Pull each line holding the word "Precipitation" from the data.

━━━ PROVIDED RECORDS ━━━

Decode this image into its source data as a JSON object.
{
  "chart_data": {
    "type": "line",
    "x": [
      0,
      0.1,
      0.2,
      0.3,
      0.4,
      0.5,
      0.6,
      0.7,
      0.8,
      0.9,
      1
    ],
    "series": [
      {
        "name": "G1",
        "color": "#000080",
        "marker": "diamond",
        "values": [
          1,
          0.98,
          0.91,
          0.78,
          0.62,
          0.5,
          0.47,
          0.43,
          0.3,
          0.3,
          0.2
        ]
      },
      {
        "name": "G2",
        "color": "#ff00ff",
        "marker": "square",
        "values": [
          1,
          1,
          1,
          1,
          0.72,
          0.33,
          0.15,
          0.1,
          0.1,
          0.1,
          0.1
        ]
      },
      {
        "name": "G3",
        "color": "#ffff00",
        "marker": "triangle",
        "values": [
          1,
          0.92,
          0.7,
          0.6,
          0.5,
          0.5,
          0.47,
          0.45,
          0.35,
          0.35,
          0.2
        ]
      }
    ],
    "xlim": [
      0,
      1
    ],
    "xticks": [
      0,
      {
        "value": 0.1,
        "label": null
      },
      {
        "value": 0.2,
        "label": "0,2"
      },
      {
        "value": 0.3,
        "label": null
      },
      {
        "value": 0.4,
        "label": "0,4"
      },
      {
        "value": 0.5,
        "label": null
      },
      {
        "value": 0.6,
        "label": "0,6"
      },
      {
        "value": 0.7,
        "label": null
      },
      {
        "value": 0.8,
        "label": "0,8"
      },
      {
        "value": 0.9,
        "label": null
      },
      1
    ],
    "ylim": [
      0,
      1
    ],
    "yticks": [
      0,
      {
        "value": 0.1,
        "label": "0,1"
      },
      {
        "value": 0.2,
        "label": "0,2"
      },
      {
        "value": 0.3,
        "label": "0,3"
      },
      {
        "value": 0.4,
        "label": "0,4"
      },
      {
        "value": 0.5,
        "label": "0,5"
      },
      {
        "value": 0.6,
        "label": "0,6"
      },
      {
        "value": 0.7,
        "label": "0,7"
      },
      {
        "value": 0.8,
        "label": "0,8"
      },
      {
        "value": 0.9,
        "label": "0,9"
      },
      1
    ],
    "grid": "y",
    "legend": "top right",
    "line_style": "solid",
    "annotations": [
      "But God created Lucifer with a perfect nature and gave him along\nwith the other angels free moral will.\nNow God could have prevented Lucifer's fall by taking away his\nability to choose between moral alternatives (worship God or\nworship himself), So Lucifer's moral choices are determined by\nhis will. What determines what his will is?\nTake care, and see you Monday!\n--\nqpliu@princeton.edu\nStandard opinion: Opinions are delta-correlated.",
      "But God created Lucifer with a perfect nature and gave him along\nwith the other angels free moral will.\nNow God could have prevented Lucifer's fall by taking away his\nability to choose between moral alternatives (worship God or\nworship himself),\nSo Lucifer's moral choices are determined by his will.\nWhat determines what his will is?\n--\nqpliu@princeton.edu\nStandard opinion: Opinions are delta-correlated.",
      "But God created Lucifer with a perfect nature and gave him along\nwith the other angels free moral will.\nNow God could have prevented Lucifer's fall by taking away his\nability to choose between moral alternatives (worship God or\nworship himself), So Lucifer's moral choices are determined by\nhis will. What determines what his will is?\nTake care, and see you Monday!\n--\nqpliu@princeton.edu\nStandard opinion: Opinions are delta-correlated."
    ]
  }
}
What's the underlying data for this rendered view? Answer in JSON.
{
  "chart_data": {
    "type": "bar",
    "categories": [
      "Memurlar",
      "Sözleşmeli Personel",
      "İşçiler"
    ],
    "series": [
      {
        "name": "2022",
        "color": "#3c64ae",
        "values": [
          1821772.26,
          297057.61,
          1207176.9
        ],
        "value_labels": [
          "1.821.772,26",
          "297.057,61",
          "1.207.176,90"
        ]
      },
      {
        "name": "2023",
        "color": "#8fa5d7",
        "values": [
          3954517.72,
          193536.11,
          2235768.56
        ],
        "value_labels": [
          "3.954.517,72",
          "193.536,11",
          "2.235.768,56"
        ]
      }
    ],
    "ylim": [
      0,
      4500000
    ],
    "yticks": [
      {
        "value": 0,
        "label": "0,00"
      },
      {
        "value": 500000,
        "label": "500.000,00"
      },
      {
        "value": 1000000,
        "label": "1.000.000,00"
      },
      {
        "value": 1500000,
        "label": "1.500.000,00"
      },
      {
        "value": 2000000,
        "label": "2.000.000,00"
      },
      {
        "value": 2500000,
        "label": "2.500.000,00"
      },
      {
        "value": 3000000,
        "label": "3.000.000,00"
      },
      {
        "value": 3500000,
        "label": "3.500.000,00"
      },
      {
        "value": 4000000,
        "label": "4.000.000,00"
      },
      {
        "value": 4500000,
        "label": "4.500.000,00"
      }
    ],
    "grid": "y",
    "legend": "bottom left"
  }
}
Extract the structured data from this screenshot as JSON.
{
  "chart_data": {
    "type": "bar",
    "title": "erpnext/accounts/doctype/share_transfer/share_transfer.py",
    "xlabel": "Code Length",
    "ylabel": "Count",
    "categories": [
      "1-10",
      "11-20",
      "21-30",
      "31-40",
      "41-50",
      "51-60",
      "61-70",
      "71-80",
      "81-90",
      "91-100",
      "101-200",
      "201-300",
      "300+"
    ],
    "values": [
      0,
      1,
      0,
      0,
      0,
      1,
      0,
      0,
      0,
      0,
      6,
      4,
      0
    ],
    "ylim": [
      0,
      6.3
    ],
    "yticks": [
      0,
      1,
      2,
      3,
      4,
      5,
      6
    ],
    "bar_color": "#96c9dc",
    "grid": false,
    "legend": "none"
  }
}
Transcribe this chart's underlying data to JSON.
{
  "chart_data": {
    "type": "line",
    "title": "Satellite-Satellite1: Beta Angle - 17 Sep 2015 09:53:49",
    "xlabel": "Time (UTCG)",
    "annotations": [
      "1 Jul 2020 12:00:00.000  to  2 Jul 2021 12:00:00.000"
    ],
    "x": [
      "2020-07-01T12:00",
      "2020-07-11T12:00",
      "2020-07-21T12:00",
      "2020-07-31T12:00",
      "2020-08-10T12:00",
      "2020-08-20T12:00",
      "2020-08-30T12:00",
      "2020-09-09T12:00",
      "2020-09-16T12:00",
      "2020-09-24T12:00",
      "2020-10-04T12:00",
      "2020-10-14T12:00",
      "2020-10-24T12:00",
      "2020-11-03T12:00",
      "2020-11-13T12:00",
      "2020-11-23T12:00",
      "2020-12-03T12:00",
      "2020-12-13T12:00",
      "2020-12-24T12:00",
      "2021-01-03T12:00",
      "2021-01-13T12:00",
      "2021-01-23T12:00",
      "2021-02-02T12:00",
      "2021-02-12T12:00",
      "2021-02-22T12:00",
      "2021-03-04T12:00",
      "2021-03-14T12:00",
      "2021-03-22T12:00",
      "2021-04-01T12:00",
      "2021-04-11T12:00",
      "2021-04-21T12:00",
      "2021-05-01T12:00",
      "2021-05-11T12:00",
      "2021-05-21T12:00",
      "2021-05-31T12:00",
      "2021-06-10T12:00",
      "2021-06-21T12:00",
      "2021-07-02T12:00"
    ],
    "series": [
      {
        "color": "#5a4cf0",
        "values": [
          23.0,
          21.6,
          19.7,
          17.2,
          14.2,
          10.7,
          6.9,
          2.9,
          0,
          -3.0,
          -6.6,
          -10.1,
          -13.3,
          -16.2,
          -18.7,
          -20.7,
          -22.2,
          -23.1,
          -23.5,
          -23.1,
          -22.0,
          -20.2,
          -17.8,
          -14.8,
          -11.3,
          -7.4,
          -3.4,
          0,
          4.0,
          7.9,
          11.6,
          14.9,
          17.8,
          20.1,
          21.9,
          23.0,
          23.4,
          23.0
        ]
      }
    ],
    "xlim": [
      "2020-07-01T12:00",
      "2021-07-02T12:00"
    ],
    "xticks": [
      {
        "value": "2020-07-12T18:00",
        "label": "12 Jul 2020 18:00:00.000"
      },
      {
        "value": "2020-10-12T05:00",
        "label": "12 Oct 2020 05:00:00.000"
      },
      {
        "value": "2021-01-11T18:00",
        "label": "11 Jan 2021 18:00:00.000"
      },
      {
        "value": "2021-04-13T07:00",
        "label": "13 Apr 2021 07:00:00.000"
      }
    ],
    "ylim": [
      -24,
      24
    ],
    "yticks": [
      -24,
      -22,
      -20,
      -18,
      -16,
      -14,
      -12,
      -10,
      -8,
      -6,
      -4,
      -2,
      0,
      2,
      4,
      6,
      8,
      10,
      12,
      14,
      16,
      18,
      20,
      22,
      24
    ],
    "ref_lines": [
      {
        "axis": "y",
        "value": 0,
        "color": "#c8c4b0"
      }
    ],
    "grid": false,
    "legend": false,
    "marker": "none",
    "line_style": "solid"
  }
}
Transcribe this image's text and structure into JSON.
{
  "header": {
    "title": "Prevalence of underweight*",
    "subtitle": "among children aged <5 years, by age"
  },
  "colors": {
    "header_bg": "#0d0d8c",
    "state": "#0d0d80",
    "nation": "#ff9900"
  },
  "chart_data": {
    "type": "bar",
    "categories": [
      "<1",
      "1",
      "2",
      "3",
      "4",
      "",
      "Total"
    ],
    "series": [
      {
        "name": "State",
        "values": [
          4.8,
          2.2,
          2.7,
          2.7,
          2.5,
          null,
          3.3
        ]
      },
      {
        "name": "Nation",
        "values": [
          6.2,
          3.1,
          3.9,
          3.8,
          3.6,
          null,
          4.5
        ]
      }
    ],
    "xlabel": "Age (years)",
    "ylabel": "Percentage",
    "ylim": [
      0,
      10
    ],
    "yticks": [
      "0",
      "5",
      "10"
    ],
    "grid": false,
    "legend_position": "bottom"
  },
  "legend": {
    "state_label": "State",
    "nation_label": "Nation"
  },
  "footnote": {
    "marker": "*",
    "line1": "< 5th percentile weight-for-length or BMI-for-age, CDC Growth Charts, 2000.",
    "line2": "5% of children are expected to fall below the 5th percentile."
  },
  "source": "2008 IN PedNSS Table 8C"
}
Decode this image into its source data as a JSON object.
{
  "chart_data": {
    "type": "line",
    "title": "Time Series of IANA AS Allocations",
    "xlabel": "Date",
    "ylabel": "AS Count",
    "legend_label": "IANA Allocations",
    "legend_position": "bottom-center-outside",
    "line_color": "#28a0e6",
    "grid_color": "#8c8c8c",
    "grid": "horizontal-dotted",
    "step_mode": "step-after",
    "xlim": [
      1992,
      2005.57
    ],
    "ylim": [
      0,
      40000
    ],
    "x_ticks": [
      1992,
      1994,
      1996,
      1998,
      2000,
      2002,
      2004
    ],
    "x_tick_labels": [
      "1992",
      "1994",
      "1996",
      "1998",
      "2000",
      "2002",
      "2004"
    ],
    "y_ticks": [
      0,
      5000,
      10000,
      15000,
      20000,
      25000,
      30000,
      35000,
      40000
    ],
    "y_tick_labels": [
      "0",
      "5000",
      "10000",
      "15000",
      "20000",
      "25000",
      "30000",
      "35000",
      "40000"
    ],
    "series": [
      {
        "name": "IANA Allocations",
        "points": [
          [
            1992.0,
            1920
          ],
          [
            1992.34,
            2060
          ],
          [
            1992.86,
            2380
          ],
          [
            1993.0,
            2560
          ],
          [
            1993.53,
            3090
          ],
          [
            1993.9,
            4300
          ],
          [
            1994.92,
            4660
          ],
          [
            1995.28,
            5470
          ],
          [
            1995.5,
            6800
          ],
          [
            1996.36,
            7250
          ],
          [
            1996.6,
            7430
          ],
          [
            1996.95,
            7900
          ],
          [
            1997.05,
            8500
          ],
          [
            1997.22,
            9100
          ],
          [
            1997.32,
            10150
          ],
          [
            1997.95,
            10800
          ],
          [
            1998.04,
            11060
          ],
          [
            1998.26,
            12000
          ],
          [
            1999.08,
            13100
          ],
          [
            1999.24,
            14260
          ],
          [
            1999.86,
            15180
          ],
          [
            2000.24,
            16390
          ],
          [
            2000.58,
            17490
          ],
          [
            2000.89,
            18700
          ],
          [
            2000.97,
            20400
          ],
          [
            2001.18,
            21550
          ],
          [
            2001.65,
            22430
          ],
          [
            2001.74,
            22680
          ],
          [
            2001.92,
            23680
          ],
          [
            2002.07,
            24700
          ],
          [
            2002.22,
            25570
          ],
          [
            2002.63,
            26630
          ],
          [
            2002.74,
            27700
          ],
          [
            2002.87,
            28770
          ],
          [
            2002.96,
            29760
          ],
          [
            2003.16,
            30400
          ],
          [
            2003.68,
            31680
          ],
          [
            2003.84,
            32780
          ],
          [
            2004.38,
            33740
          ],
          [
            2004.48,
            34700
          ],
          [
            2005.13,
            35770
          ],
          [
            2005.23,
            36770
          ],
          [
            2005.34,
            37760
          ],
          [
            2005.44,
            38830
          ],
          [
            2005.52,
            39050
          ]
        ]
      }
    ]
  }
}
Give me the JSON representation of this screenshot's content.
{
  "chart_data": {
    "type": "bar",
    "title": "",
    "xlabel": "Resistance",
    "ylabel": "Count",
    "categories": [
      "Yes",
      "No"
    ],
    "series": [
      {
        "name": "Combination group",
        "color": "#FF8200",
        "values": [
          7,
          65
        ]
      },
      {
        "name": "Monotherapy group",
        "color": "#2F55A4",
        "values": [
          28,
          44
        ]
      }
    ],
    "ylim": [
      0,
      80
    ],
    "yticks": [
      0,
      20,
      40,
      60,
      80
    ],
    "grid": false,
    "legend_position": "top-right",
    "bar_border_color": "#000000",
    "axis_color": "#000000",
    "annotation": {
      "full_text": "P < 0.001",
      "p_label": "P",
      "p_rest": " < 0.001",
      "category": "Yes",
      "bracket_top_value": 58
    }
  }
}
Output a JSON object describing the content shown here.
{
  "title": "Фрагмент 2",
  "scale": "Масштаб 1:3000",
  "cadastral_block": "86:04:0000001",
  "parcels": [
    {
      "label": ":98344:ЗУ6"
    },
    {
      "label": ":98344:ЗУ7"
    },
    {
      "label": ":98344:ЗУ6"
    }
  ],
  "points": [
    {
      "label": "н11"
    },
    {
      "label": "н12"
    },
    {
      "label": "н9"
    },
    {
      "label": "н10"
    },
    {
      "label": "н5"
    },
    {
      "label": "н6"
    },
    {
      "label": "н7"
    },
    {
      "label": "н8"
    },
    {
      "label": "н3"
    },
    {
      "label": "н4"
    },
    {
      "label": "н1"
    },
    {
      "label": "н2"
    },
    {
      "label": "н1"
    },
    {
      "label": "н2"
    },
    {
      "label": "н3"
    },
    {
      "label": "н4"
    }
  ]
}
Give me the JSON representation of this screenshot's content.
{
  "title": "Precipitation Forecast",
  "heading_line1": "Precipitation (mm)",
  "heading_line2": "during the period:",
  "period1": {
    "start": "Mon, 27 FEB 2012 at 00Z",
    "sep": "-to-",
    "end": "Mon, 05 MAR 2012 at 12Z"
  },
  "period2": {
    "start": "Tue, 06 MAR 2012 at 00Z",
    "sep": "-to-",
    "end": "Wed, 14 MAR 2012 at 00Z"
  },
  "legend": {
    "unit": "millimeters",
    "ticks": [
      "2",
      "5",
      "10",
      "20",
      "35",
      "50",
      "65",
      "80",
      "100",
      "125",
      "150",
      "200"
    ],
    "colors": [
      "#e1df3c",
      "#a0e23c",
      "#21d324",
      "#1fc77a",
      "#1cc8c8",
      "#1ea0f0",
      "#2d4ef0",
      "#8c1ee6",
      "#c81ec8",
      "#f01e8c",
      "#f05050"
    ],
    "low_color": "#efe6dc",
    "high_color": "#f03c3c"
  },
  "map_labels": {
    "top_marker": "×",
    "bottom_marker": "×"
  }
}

━━━

§ **WRITTEN RESPONSE**:
  "title": "Precipitation Forecast",
  "heading_line1": "Precipitation (mm)",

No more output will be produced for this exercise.